**Exercise aim**
Determine how many lines contain the string "fstab", then reply with that figure only.

Data excerpts:

= = = = =

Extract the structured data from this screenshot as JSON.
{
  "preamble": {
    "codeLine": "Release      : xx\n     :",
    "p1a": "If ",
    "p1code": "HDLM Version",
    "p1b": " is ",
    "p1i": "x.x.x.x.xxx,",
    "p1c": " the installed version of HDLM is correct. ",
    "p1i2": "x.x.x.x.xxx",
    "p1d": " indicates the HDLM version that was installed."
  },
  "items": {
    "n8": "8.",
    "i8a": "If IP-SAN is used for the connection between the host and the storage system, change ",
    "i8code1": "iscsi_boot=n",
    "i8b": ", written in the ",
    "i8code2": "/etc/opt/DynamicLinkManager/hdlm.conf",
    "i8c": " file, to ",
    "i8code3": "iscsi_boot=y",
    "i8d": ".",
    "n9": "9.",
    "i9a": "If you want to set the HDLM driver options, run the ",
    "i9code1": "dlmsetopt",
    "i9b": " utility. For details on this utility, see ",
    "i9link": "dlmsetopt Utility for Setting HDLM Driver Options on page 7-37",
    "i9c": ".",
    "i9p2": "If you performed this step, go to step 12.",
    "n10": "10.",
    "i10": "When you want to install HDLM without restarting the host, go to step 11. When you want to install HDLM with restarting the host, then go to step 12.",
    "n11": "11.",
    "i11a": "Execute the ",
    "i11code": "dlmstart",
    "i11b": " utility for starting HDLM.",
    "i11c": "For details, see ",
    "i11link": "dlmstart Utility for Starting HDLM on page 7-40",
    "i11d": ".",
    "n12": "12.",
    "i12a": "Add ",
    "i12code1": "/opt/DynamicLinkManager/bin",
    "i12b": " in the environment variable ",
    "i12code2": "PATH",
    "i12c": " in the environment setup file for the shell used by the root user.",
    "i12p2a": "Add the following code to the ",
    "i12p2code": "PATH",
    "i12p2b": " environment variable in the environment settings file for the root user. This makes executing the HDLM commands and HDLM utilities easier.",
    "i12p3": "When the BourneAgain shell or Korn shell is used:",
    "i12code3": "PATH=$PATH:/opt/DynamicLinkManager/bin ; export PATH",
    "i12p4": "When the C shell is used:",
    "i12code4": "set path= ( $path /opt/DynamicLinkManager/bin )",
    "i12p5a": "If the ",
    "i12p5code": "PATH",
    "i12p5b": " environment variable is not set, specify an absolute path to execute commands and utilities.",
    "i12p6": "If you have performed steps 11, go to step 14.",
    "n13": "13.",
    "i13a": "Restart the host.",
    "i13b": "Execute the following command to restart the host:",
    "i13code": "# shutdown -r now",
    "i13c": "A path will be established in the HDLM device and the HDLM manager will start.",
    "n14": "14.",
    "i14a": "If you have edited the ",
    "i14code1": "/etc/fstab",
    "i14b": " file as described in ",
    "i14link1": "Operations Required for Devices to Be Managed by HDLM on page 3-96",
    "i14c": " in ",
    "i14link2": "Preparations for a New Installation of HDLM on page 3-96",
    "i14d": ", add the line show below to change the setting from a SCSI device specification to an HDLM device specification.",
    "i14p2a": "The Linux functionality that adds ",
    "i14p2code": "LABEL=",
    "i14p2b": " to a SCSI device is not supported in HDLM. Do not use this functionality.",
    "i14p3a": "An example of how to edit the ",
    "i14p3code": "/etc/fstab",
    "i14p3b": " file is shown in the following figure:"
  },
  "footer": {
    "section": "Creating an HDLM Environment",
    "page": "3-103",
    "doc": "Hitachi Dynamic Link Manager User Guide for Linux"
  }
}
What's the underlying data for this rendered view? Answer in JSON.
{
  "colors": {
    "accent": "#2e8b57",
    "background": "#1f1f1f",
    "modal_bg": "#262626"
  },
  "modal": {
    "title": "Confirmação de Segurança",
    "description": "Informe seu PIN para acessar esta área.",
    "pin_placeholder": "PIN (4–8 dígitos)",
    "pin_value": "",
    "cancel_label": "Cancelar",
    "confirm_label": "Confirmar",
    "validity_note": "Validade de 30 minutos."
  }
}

= = = = =

**Written solution**
2